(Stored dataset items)
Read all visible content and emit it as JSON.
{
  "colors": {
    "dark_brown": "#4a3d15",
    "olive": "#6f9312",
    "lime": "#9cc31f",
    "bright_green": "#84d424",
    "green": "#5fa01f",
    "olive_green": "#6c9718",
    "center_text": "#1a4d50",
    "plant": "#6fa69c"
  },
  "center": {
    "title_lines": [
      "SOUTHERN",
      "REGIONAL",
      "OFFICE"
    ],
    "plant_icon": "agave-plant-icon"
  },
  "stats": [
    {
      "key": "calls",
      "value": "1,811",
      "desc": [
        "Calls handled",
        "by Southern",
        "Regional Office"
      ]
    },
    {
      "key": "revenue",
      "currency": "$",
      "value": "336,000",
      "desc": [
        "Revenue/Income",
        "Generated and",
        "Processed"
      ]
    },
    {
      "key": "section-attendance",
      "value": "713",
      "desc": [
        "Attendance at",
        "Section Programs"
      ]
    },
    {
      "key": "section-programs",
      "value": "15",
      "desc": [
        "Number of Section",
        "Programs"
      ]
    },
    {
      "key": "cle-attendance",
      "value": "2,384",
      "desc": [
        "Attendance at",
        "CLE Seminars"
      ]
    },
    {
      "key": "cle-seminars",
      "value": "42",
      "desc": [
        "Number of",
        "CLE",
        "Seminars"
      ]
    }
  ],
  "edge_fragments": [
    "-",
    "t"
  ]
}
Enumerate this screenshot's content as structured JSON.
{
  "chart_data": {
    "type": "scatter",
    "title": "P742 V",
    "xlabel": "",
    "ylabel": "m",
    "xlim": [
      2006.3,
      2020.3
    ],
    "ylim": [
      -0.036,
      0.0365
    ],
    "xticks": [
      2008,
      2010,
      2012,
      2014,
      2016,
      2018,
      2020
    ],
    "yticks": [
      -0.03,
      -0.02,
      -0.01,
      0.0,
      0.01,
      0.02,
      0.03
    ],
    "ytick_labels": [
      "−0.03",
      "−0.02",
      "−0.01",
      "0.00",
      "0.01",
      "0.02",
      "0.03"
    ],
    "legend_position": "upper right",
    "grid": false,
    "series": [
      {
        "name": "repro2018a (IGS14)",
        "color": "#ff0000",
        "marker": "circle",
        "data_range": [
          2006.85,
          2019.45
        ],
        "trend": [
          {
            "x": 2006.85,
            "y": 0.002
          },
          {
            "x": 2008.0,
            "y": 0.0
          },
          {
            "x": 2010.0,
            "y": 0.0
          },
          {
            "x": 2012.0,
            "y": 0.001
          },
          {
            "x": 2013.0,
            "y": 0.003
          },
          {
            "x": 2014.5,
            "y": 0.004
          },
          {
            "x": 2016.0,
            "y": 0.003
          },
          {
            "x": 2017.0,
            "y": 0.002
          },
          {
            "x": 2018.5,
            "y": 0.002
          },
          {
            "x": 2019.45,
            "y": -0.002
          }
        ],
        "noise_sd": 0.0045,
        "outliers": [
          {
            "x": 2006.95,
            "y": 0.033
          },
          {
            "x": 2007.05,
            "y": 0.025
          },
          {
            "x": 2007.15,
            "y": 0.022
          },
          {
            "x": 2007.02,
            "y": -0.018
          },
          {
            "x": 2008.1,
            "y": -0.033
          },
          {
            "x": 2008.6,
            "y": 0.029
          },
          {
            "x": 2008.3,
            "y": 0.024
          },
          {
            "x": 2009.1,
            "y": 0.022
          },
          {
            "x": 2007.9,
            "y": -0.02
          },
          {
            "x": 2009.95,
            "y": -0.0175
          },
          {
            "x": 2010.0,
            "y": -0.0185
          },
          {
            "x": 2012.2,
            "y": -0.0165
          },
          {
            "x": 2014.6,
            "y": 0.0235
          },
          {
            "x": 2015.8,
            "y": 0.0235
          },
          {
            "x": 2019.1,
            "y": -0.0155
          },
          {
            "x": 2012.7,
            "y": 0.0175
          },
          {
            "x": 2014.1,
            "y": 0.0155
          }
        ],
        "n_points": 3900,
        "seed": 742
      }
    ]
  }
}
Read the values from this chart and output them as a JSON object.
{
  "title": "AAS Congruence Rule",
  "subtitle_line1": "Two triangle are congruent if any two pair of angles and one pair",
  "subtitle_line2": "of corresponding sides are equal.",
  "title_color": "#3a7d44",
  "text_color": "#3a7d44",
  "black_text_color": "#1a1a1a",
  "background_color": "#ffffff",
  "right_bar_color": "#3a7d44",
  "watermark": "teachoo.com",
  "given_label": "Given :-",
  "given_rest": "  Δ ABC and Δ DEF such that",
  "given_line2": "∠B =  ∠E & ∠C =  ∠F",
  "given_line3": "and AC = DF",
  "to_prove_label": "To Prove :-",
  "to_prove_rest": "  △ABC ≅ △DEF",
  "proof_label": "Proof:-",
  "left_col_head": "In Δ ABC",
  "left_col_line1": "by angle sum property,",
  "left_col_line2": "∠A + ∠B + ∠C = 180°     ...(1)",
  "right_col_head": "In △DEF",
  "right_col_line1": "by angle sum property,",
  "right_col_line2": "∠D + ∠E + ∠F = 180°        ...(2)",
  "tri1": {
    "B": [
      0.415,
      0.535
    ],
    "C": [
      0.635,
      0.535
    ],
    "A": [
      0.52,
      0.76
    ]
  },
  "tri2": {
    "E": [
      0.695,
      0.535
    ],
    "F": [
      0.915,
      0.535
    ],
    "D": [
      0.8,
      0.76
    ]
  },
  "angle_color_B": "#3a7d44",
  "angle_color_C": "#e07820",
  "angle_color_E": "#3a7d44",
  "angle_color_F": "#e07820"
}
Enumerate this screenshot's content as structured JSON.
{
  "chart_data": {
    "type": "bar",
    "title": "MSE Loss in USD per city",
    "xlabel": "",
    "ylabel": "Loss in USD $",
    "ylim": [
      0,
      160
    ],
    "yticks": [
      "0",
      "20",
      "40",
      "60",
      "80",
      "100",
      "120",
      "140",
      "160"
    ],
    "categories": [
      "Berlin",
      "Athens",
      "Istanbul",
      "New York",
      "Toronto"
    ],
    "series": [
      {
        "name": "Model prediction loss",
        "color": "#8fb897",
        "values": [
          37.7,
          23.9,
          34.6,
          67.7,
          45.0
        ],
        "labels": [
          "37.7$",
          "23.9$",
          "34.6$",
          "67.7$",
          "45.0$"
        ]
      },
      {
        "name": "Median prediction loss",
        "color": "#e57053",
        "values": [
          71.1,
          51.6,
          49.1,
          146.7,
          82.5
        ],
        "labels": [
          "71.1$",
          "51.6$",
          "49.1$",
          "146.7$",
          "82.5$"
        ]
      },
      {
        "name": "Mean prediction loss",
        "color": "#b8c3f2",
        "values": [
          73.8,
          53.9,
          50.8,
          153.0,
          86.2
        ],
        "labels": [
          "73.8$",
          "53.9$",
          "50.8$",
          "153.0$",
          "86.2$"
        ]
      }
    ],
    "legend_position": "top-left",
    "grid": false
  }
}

* [Directions]
Write out every record, exactly as written.

* [Full output]
Read all visible content and emit it as JSON.
{
  "colors": {
    "dark_brown": "#4a3d15",
    "olive": "#6f9312",
    "lime": "#9cc31f",
    "bright_green": "#84d424",
    "green": "#5fa01f",
    "olive_green": "#6c9718",
    "center_text": "#1a4d50",
    "plant": "#6fa69c"
  },
  "center": {
    "title_lines": [
      "SOUTHERN",
      "REGIONAL",
      "OFFICE"
    ],
    "plant_icon": "agave-plant-icon"
  },
  "stats": [
    {
      "key": "calls",
      "value": "1,811",
      "desc": [
        "Calls handled",
        "by Southern",
        "Regional Office"
      ]
    },
    {
      "key": "revenue",
      "currency": "$",
      "value": "336,000",
      "desc": [
        "Revenue/Income",
        "Generated and",
        "Processed"
      ]
    },
    {
      "key": "section-attendance",
      "value": "713",
      "desc": [
        "Attendance at",
        "Section Programs"
      ]
    },
    {
      "key": "section-programs",
      "value": "15",
      "desc": [
        "Number of Section",
        "Programs"
      ]
    },
    {
      "key": "cle-attendance",
      "value": "2,384",
      "desc": [
        "Attendance at",
        "CLE Seminars"
      ]
    },
    {
      "key": "cle-seminars",
      "value": "42",
      "desc": [
        "Number of",
        "CLE",
        "Seminars"
      ]
    }
  ],
  "edge_fragments": [
    "-",
    "t"
  ]
}
Enumerate this screenshot's content as structured JSON.
{
  "chart_data": {
    "type": "scatter",
    "title": "P742 V",
    "xlabel": "",
    "ylabel": "m",
    "xlim": [
      2006.3,
      2020.3
    ],
    "ylim": [
      -0.036,
      0.0365
    ],
    "xticks": [
      2008,
      2010,
      2012,
      2014,
      2016,
      2018,
      2020
    ],
    "yticks": [
      -0.03,
      -0.02,
      -0.01,
      0.0,
      0.01,
      0.02,
      0.03
    ],
    "ytick_labels": [
      "−0.03",
      "−0.02",
      "−0.01",
      "0.00",
      "0.01",
      "0.02",
      "0.03"
    ],
    "legend_position": "upper right",
    "grid": false,
    "series": [
      {
        "name": "repro2018a (IGS14)",
        "color": "#ff0000",
        "marker": "circle",
        "data_range": [
          2006.85,
          2019.45
        ],
        "trend": [
          {
            "x": 2006.85,
            "y": 0.002
          },
          {
            "x": 2008.0,
            "y": 0.0
          },
          {
            "x": 2010.0,
            "y": 0.0
          },
          {
            "x": 2012.0,
            "y": 0.001
          },
          {
            "x": 2013.0,
            "y": 0.003
          },
          {
            "x": 2014.5,
            "y": 0.004
          },
          {
            "x": 2016.0,
            "y": 0.003
          },
          {
            "x": 2017.0,
            "y": 0.002
          },
          {
            "x": 2018.5,
            "y": 0.002
          },
          {
            "x": 2019.45,
            "y": -0.002
          }
        ],
        "noise_sd": 0.0045,
        "outliers": [
          {
            "x": 2006.95,
            "y": 0.033
          },
          {
            "x": 2007.05,
            "y": 0.025
          },
          {
            "x": 2007.15,
            "y": 0.022
          },
          {
            "x": 2007.02,
            "y": -0.018
          },
          {
            "x": 2008.1,
            "y": -0.033
          },
          {
            "x": 2008.6,
            "y": 0.029
          },
          {
            "x": 2008.3,
            "y": 0.024
          },
          {
            "x": 2009.1,
            "y": 0.022
          },
          {
            "x": 2007.9,
            "y": -0.02
          },
          {
            "x": 2009.95,
            "y": -0.0175
          },
          {
            "x": 2010.0,
            "y": -0.0185
          },
          {
            "x": 2012.2,
            "y": -0.0165
          },
          {
            "x": 2014.6,
            "y": 0.0235
          },
          {
            "x": 2015.8,
            "y": 0.0235
          },
          {
            "x": 2019.1,
            "y": -0.0155
          },
          {
            "x": 2012.7,
            "y": 0.0175
          },
          {
            "x": 2014.1,
            "y": 0.0155
          }
        ],
        "n_points": 3900,
        "seed": 742
      }
    ]
  }
}
Read the values from this chart and output them as a JSON object.
{
  "title": "AAS Congruence Rule",
  "subtitle_line1": "Two triangle are congruent if any two pair of angles and one pair",
  "subtitle_line2": "of corresponding sides are equal.",
  "title_color": "#3a7d44",
  "text_color": "#3a7d44",
  "black_text_color": "#1a1a1a",
  "background_color": "#ffffff",
  "right_bar_color": "#3a7d44",
  "watermark": "teachoo.com",
  "given_label": "Given :-",
  "given_rest": "  Δ ABC and Δ DEF such that",
  "given_line2": "∠B =  ∠E & ∠C =  ∠F",
  "given_line3": "and AC = DF",
  "to_prove_label": "To Prove :-",
  "to_prove_rest": "  △ABC ≅ △DEF",
  "proof_label": "Proof:-",
  "left_col_head": "In Δ ABC",
  "left_col_line1": "by angle sum property,",
  "left_col_line2": "∠A + ∠B + ∠C = 180°     ...(1)",
  "right_col_head": "In △DEF",
  "right_col_line1": "by angle sum property,",
  "right_col_line2": "∠D + ∠E + ∠F = 180°        ...(2)",
  "tri1": {
    "B": [
      0.415,
      0.535
    ],
    "C": [
      0.635,
      0.535
    ],
    "A": [
      0.52,
      0.76
    ]
  },
  "tri2": {
    "E": [
      0.695,
      0.535
    ],
    "F": [
      0.915,
      0.535
    ],
    "D": [
      0.8,
      0.76
    ]
  },
  "angle_color_B": "#3a7d44",
  "angle_color_C": "#e07820",
  "angle_color_E": "#3a7d44",
  "angle_color_F": "#e07820"
}
Enumerate this screenshot's content as structured JSON.
{
  "chart_data": {
    "type": "bar",
    "title": "MSE Loss in USD per city",
    "xlabel": "",
    "ylabel": "Loss in USD $",
    "ylim": [
      0,
      160
    ],
    "yticks": [
      "0",
      "20",
      "40",
      "60",
      "80",
      "100",
      "120",
      "140",
      "160"
    ],
    "categories": [
      "Berlin",
      "Athens",
      "Istanbul",
      "New York",
      "Toronto"
    ],
    "series": [
      {
        "name": "Model prediction loss",
        "color": "#8fb897",
        "values": [
          37.7,
          23.9,
          34.6,
          67.7,
          45.0
        ],
        "labels": [
          "37.7$",
          "23.9$",
          "34.6$",
          "67.7$",
          "45.0$"
        ]
      },
      {
        "name": "Median prediction loss",
        "color": "#e57053",
        "values": [
          71.1,
          51.6,
          49.1,
          146.7,
          82.5
        ],
        "labels": [
          "71.1$",
          "51.6$",
          "49.1$",
          "146.7$",
          "82.5$"
        ]
      },
      {
        "name": "Mean prediction loss",
        "color": "#b8c3f2",
        "values": [
          73.8,
          53.9,
          50.8,
          153.0,
          86.2
        ],
        "labels": [
          "73.8$",
          "53.9$",
          "50.8$",
          "153.0$",
          "86.2$"
        ]
      }
    ],
    "legend_position": "top-left",
    "grid": false
  }
}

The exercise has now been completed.